— Begin Source records —

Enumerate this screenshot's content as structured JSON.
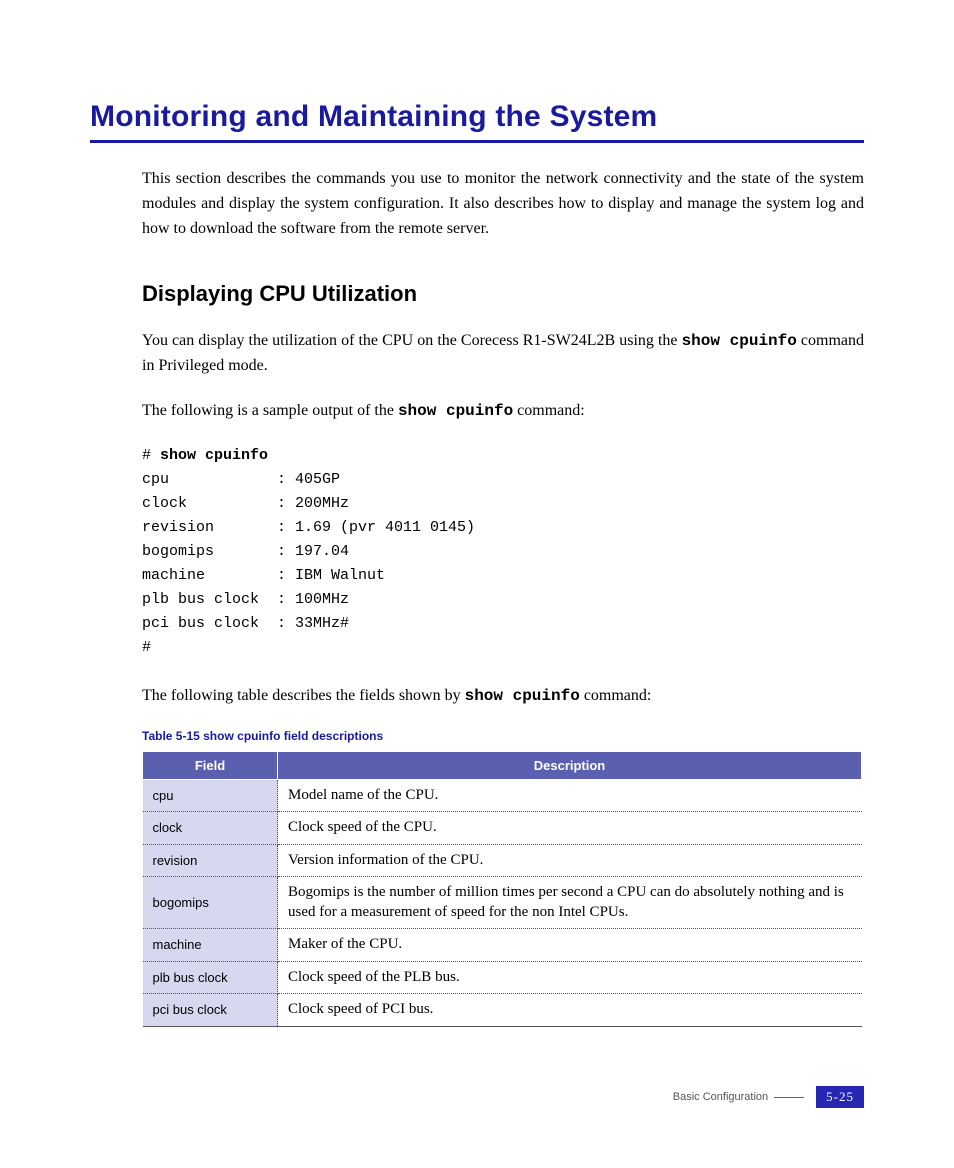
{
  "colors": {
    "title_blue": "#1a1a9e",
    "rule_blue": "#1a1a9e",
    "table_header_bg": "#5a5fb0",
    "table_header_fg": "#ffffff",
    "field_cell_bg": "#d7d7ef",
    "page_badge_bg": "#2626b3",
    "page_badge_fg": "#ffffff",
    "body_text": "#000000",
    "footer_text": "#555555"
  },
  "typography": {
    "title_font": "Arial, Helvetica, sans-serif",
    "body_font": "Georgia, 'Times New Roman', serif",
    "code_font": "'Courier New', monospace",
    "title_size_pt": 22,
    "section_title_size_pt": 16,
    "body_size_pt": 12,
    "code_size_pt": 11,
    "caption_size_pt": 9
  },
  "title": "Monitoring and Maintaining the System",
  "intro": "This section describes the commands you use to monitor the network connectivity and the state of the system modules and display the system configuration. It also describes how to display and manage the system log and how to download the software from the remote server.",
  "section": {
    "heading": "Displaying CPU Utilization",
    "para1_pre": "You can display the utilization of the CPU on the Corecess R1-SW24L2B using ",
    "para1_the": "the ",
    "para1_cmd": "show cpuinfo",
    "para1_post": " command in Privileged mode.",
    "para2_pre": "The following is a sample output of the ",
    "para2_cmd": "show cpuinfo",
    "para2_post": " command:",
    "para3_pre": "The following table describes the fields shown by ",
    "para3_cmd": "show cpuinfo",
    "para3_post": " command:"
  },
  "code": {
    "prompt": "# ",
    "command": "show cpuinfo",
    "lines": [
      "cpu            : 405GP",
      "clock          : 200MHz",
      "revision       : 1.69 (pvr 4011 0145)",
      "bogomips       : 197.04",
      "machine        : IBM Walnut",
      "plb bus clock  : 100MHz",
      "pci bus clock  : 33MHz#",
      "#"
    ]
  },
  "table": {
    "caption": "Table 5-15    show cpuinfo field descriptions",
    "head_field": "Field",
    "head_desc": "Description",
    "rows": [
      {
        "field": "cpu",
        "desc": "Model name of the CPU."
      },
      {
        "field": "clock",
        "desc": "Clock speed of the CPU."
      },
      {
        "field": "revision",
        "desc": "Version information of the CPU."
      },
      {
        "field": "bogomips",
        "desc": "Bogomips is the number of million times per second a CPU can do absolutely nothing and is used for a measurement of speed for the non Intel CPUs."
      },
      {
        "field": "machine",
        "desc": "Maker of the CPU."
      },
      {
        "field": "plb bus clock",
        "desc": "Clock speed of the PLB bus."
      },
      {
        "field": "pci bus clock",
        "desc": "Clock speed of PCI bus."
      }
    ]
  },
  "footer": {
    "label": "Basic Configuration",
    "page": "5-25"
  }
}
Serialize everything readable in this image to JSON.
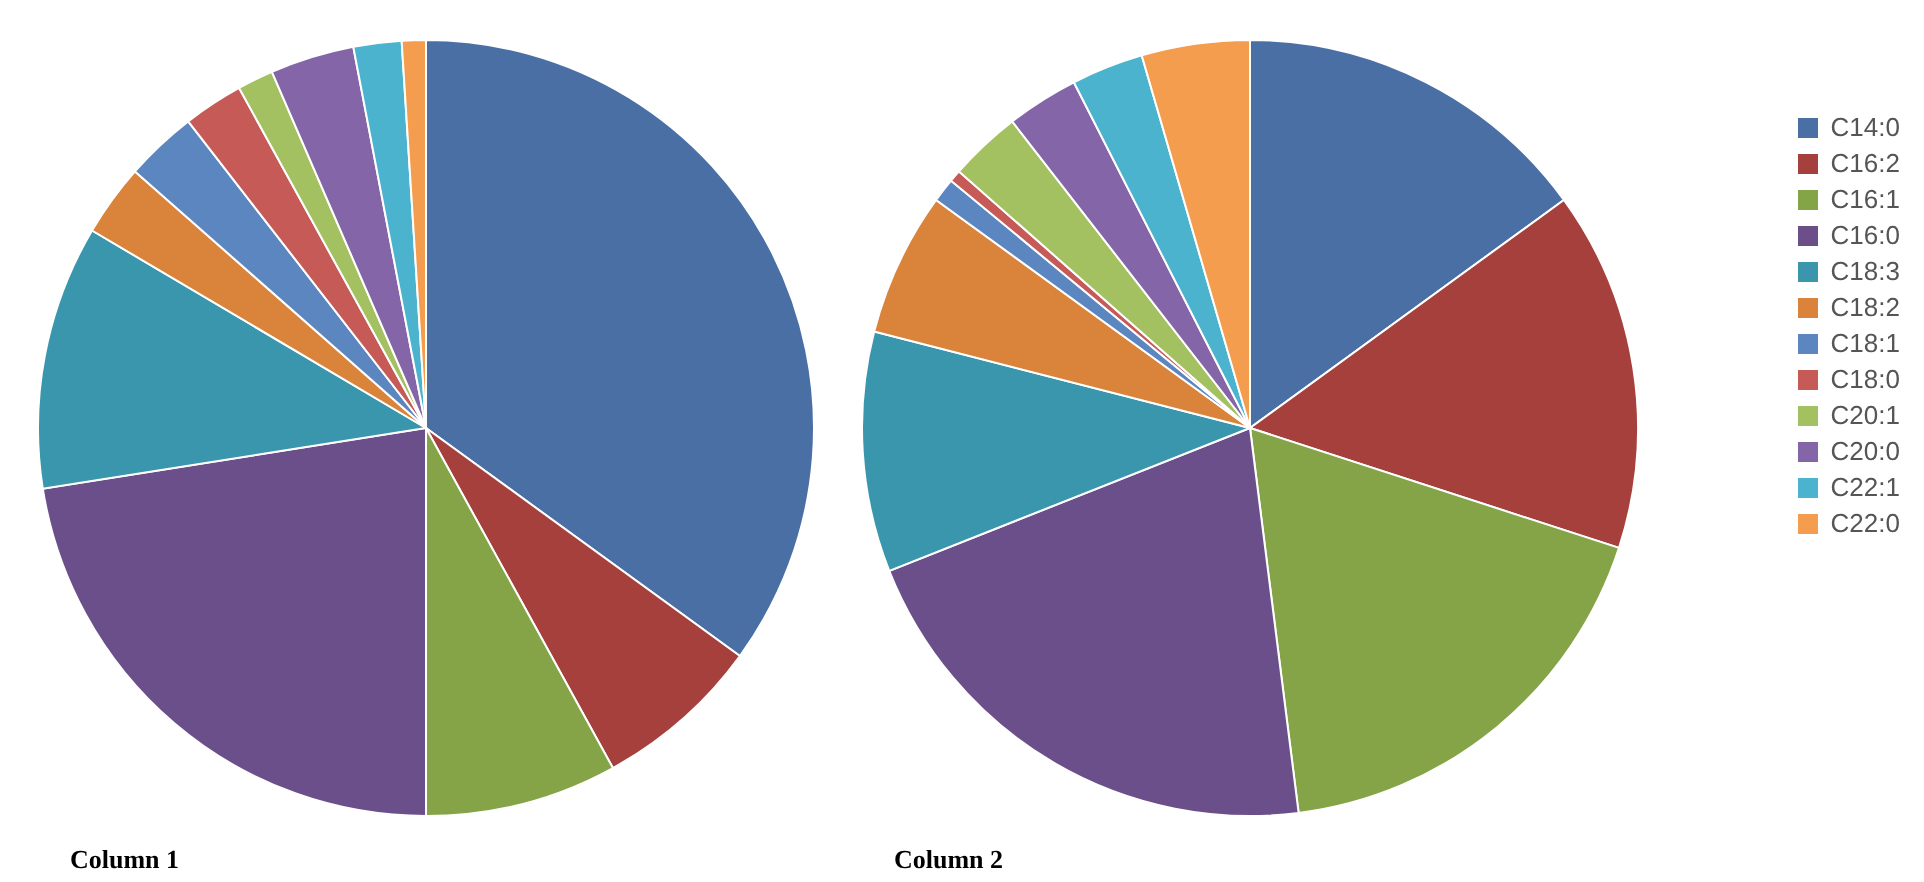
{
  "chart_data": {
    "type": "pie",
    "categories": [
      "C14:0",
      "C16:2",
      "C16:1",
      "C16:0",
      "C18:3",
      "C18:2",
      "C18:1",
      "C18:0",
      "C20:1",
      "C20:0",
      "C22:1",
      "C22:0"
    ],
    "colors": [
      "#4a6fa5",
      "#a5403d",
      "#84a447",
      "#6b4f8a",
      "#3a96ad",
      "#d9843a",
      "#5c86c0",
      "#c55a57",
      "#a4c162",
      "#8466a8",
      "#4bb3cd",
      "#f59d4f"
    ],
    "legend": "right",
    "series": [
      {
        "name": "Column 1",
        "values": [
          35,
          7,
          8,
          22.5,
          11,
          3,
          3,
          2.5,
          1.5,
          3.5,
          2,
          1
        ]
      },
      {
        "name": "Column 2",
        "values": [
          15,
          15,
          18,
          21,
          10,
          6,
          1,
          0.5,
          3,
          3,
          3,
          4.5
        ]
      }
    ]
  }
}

— End Source records —

Exercise directions:
Copy out the records above in full, exactly as written, but not the pictures.

Exercise solution:
Enumerate this screenshot's content as structured JSON.
{
  "colors": {
    "title_blue": "#1a1a9e",
    "rule_blue": "#1a1a9e",
    "table_header_bg": "#5a5fb0",
    "table_header_fg": "#ffffff",
    "field_cell_bg": "#d7d7ef",
    "page_badge_bg": "#2626b3",
    "page_badge_fg": "#ffffff",
    "body_text": "#000000",
    "footer_text": "#555555"
  },
  "typography": {
    "title_font": "Arial, Helvetica, sans-serif",
    "body_font": "Georgia, 'Times New Roman', serif",
    "code_font": "'Courier New', monospace",
    "title_size_pt": 22,
    "section_title_size_pt": 16,
    "body_size_pt": 12,
    "code_size_pt": 11,
    "caption_size_pt": 9
  },
  "title": "Monitoring and Maintaining the System",
  "intro": "This section describes the commands you use to monitor the network connectivity and the state of the system modules and display the system configuration. It also describes how to display and manage the system log and how to download the software from the remote server.",
  "section": {
    "heading": "Displaying CPU Utilization",
    "para1_pre": "You can display the utilization of the CPU on the Corecess R1-SW24L2B using ",
    "para1_the": "the ",
    "para1_cmd": "show cpuinfo",
    "para1_post": " command in Privileged mode.",
    "para2_pre": "The following is a sample output of the ",
    "para2_cmd": "show cpuinfo",
    "para2_post": " command:",
    "para3_pre": "The following table describes the fields shown by ",
    "para3_cmd": "show cpuinfo",
    "para3_post": " command:"
  },
  "code": {
    "prompt": "# ",
    "command": "show cpuinfo",
    "lines": [
      "cpu            : 405GP",
      "clock          : 200MHz",
      "revision       : 1.69 (pvr 4011 0145)",
      "bogomips       : 197.04",
      "machine        : IBM Walnut",
      "plb bus clock  : 100MHz",
      "pci bus clock  : 33MHz#",
      "#"
    ]
  },
  "table": {
    "caption": "Table 5-15    show cpuinfo field descriptions",
    "head_field": "Field",
    "head_desc": "Description",
    "rows": [
      {
        "field": "cpu",
        "desc": "Model name of the CPU."
      },
      {
        "field": "clock",
        "desc": "Clock speed of the CPU."
      },
      {
        "field": "revision",
        "desc": "Version information of the CPU."
      },
      {
        "field": "bogomips",
        "desc": "Bogomips is the number of million times per second a CPU can do absolutely nothing and is used for a measurement of speed for the non Intel CPUs."
      },
      {
        "field": "machine",
        "desc": "Maker of the CPU."
      },
      {
        "field": "plb bus clock",
        "desc": "Clock speed of the PLB bus."
      },
      {
        "field": "pci bus clock",
        "desc": "Clock speed of PCI bus."
      }
    ]
  },
  "footer": {
    "label": "Basic Configuration",
    "page": "5-25"
  }
}
Serialize everything readable in this image to JSON.
{
  "chart_data": {
    "type": "pie",
    "categories": [
      "C14:0",
      "C16:2",
      "C16:1",
      "C16:0",
      "C18:3",
      "C18:2",
      "C18:1",
      "C18:0",
      "C20:1",
      "C20:0",
      "C22:1",
      "C22:0"
    ],
    "colors": [
      "#4a6fa5",
      "#a5403d",
      "#84a447",
      "#6b4f8a",
      "#3a96ad",
      "#d9843a",
      "#5c86c0",
      "#c55a57",
      "#a4c162",
      "#8466a8",
      "#4bb3cd",
      "#f59d4f"
    ],
    "legend": "right",
    "series": [
      {
        "name": "Column 1",
        "values": [
          35,
          7,
          8,
          22.5,
          11,
          3,
          3,
          2.5,
          1.5,
          3.5,
          2,
          1
        ]
      },
      {
        "name": "Column 2",
        "values": [
          15,
          15,
          18,
          21,
          10,
          6,
          1,
          0.5,
          3,
          3,
          3,
          4.5
        ]
      }
    ]
  }
}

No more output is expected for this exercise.